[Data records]

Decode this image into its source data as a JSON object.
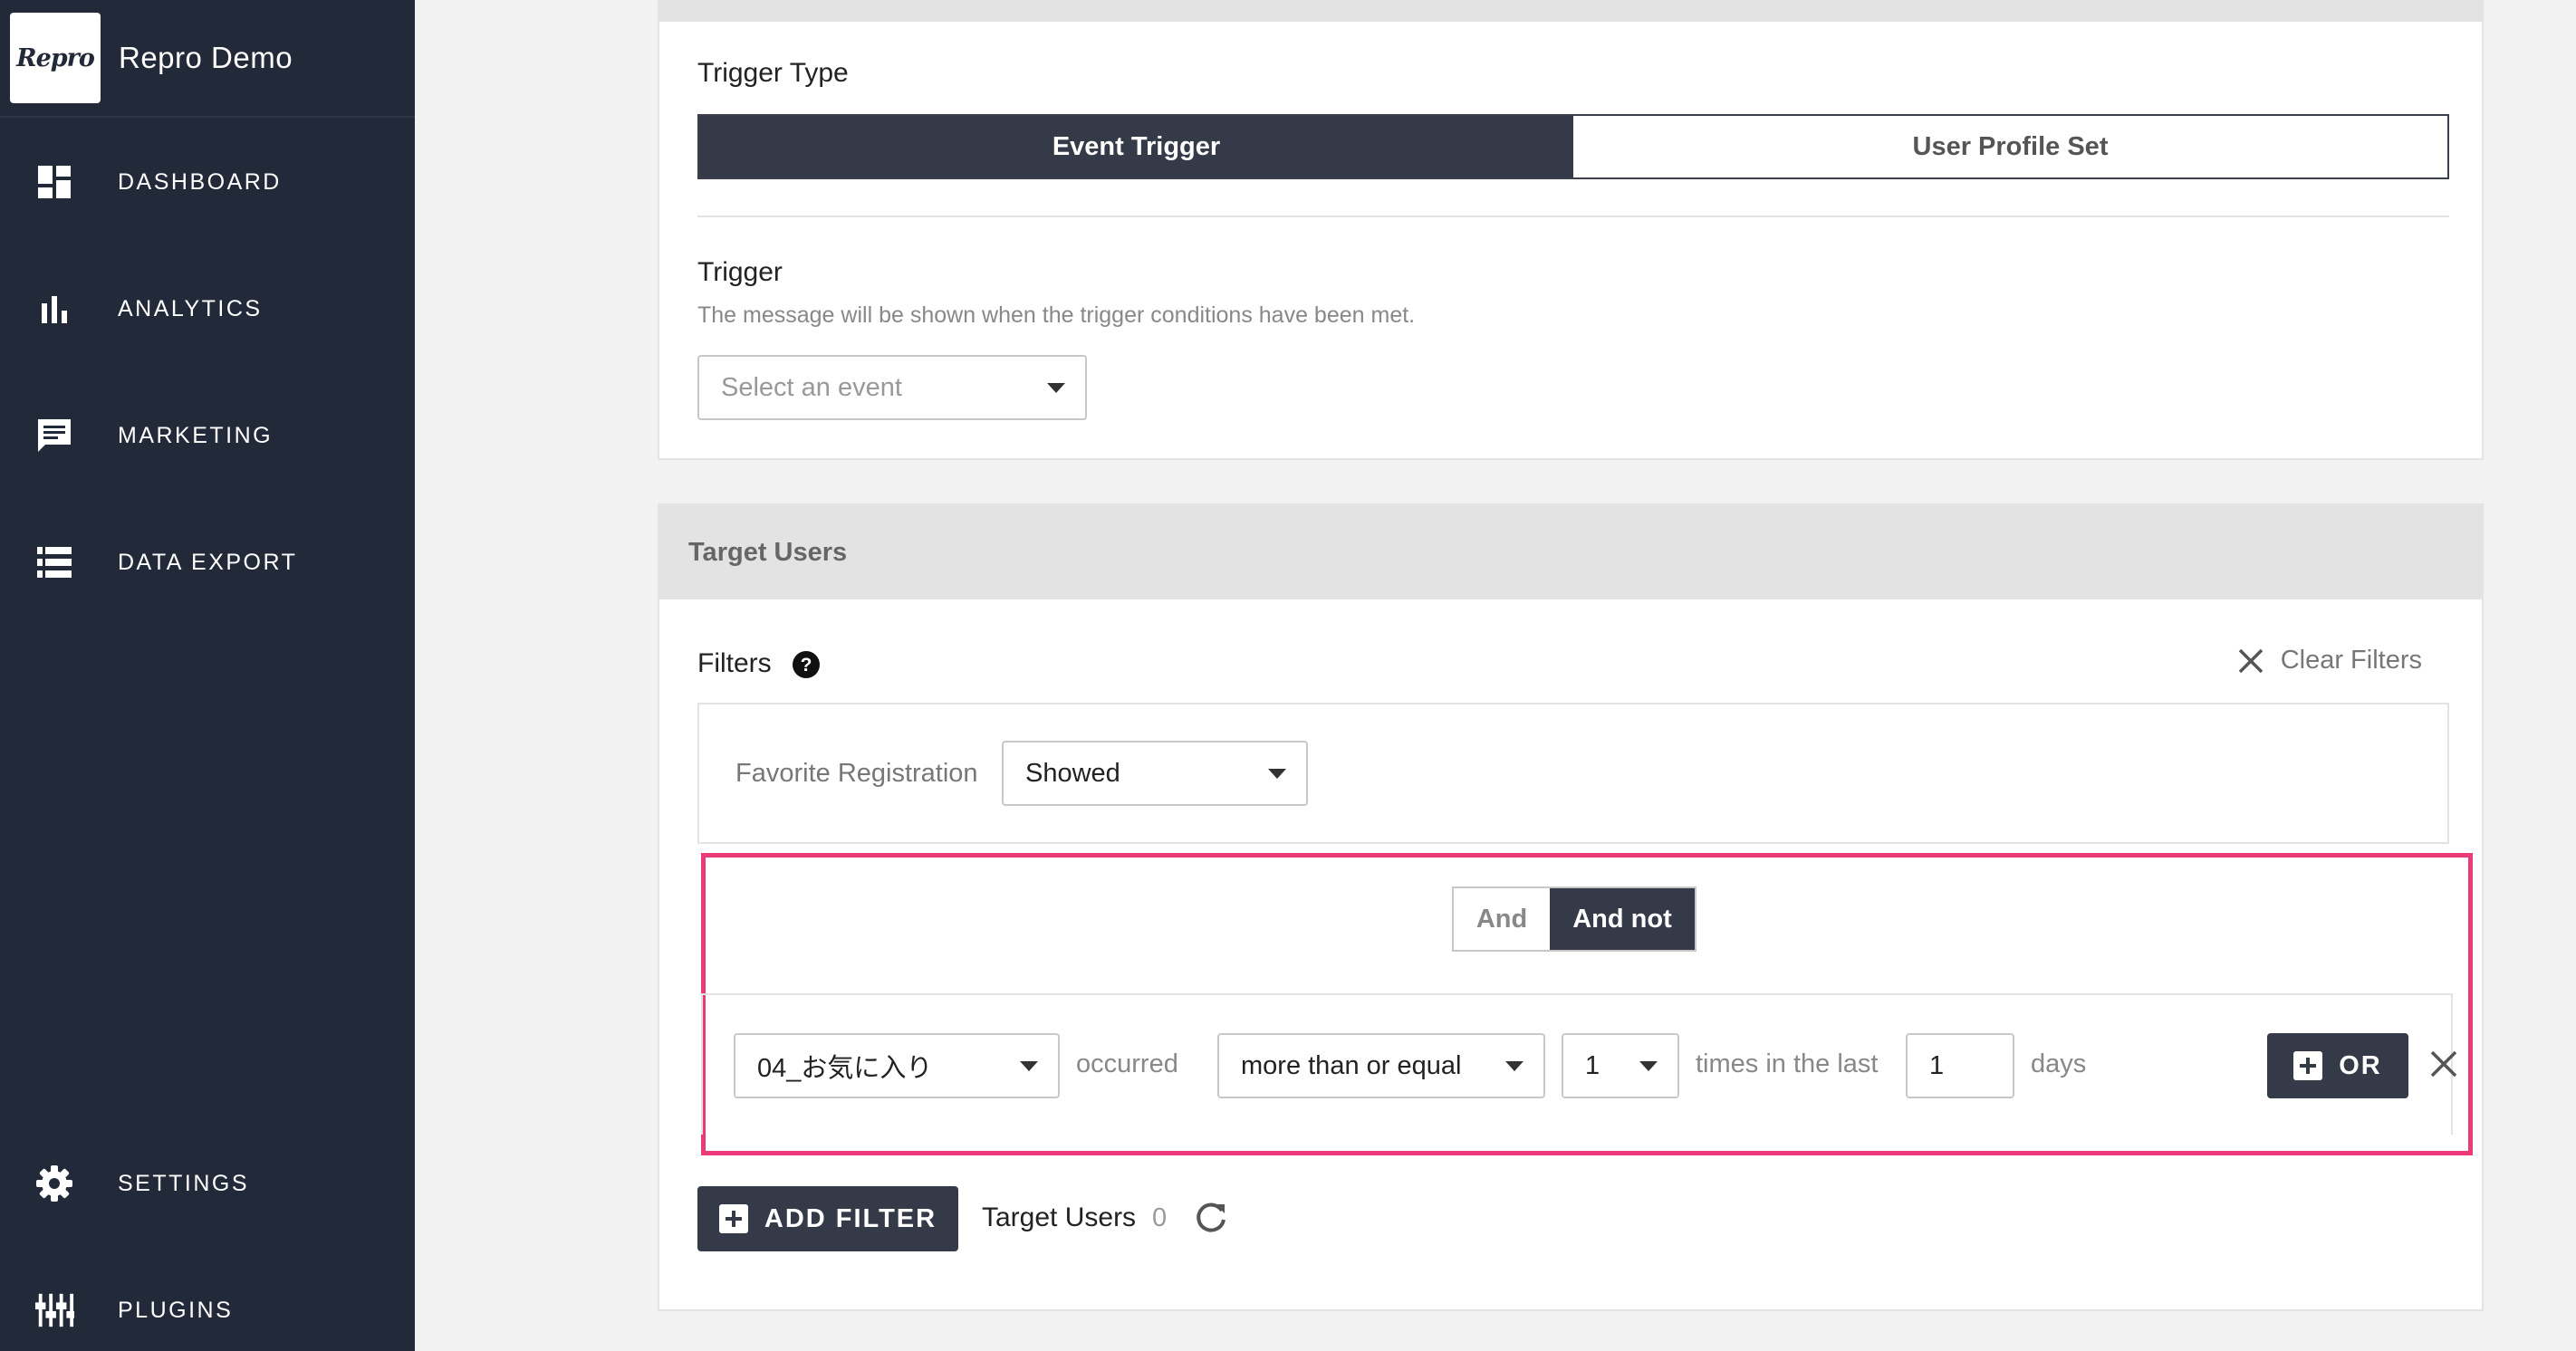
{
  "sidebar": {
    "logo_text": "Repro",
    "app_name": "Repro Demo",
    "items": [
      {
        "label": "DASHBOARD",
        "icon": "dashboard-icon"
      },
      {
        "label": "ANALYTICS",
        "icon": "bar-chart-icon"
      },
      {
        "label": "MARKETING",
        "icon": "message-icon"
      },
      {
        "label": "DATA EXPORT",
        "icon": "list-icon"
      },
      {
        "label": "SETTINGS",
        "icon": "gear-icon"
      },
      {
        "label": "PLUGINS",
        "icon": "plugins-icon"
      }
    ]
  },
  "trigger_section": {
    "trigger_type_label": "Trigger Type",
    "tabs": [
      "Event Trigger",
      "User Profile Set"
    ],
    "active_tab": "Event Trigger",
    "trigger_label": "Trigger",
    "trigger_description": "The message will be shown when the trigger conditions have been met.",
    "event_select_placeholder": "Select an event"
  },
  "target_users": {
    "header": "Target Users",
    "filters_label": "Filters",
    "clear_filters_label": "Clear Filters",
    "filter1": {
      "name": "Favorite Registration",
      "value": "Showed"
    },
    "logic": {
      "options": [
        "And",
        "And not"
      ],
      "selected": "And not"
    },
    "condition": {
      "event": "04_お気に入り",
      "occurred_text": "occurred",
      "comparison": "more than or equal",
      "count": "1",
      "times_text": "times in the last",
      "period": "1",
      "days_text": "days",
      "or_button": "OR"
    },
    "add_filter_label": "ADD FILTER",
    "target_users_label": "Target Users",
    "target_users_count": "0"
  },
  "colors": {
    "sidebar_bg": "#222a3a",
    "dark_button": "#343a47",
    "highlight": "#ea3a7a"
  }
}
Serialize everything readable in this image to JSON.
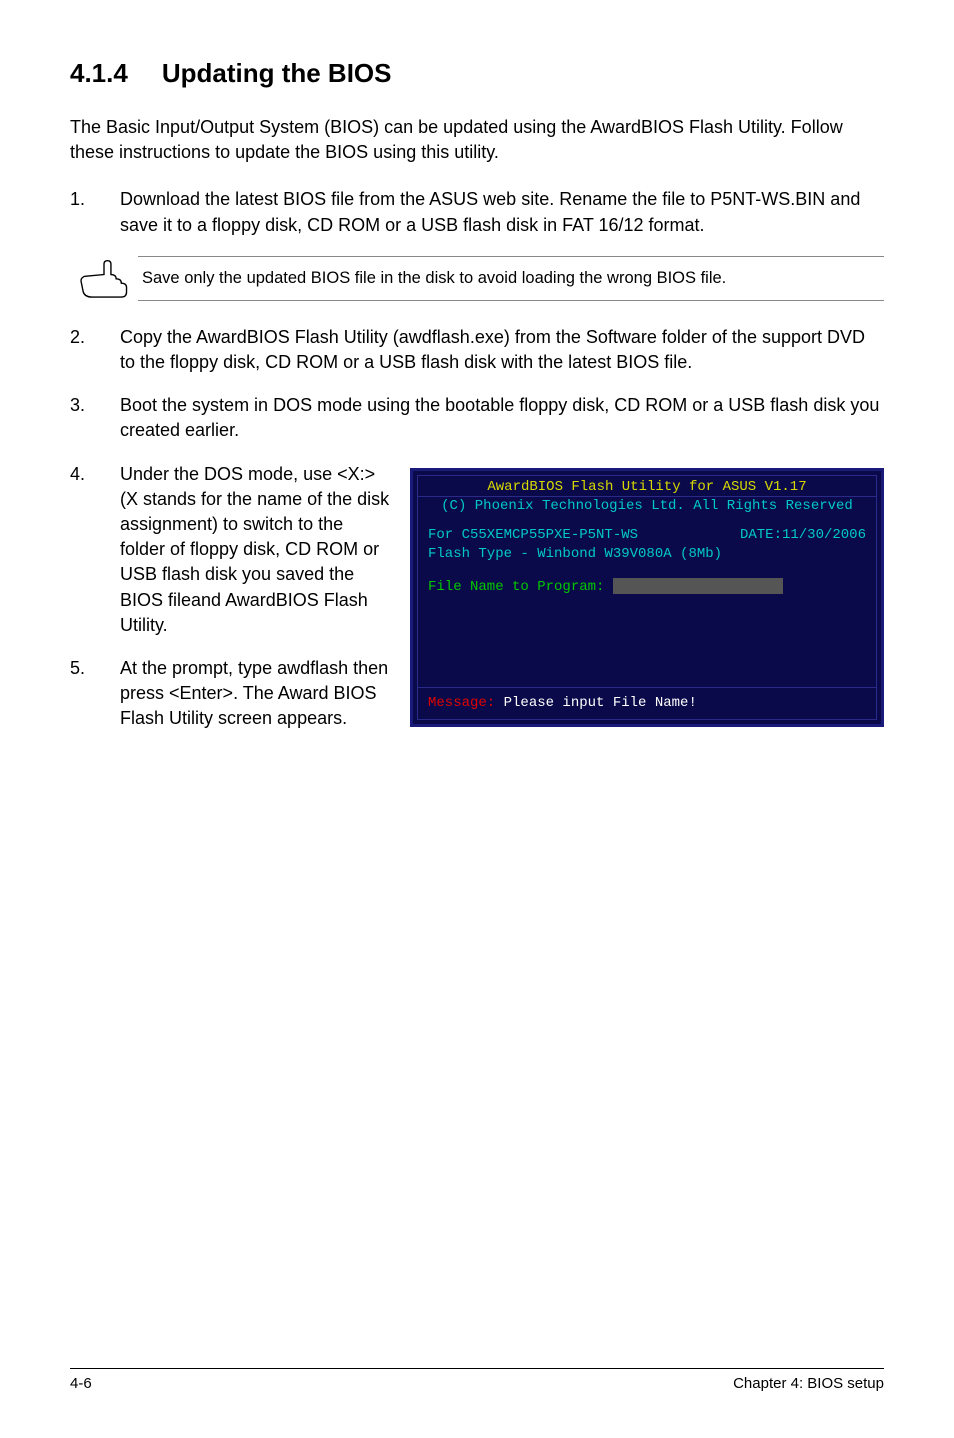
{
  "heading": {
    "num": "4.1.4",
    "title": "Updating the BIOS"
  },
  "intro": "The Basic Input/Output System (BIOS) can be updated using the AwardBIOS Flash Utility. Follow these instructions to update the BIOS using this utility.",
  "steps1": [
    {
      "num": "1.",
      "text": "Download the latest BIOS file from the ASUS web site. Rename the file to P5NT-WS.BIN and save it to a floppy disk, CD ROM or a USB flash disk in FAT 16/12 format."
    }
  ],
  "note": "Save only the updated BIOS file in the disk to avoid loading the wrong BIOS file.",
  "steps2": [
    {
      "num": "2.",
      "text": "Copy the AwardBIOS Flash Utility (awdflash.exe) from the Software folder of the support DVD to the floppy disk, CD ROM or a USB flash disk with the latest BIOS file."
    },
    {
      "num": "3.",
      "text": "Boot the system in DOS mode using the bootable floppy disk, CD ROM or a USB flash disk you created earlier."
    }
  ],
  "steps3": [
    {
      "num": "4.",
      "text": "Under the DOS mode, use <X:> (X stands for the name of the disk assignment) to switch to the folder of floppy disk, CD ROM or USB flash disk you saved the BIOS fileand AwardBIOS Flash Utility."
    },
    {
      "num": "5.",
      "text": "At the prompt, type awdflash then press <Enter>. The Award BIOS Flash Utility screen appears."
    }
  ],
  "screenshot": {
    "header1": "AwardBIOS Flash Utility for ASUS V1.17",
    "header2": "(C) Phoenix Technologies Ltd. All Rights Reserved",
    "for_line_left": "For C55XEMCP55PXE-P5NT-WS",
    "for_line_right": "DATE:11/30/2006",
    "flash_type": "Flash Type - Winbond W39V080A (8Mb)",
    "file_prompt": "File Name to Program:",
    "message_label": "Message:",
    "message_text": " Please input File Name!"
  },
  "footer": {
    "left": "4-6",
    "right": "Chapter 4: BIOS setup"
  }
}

● **Instruction**
Identify every line above with the string "from" in it. Copy those lines.

● **Written answer**
      "text": "Download the latest BIOS file from the ASUS web site. Rename the file to P5NT-WS.BIN and save it to a floppy disk, CD ROM or a USB flash disk in FAT 16/12 format."
      "text": "Copy the AwardBIOS Flash Utility (awdflash.exe) from the Software folder of the support DVD to the floppy disk, CD ROM or a USB flash disk with the latest BIOS file."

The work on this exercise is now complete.